## BEGIN
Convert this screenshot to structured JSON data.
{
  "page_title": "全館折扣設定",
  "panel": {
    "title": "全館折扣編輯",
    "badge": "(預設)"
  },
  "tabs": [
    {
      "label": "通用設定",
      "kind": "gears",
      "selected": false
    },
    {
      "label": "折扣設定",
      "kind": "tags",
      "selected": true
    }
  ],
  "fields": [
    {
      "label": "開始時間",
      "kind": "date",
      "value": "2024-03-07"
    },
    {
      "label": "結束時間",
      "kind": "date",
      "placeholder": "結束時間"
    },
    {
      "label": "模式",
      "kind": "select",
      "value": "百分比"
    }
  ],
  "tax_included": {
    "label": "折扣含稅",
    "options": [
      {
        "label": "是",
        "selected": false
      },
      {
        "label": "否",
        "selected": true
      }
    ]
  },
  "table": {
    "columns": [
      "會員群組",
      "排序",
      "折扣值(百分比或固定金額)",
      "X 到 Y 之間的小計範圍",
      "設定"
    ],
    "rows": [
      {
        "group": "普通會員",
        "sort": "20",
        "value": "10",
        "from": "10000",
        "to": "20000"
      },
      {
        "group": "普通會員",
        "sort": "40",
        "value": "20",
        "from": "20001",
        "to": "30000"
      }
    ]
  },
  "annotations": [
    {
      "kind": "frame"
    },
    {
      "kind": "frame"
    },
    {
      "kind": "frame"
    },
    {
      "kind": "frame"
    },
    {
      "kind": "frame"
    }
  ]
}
## END
| Goal of the exercise |
Each line must be given again exactly as written above.

| Answer to this exercise |
Convert this screenshot to structured JSON data.
{
  "page_title": "全館折扣設定",
  "panel": {
    "title": "全館折扣編輯",
    "badge": "(預設)"
  },
  "tabs": [
    {
      "label": "通用設定",
      "kind": "gears",
      "selected": false
    },
    {
      "label": "折扣設定",
      "kind": "tags",
      "selected": true
    }
  ],
  "fields": [
    {
      "label": "開始時間",
      "kind": "date",
      "value": "2024-03-07"
    },
    {
      "label": "結束時間",
      "kind": "date",
      "placeholder": "結束時間"
    },
    {
      "label": "模式",
      "kind": "select",
      "value": "百分比"
    }
  ],
  "tax_included": {
    "label": "折扣含稅",
    "options": [
      {
        "label": "是",
        "selected": false
      },
      {
        "label": "否",
        "selected": true
      }
    ]
  },
  "table": {
    "columns": [
      "會員群組",
      "排序",
      "折扣值(百分比或固定金額)",
      "X 到 Y 之間的小計範圍",
      "設定"
    ],
    "rows": [
      {
        "group": "普通會員",
        "sort": "20",
        "value": "10",
        "from": "10000",
        "to": "20000"
      },
      {
        "group": "普通會員",
        "sort": "40",
        "value": "20",
        "from": "20001",
        "to": "30000"
      }
    ]
  },
  "annotations": [
    {
      "kind": "frame"
    },
    {
      "kind": "frame"
    },
    {
      "kind": "frame"
    },
    {
      "kind": "frame"
    },
    {
      "kind": "frame"
    }
  ]
}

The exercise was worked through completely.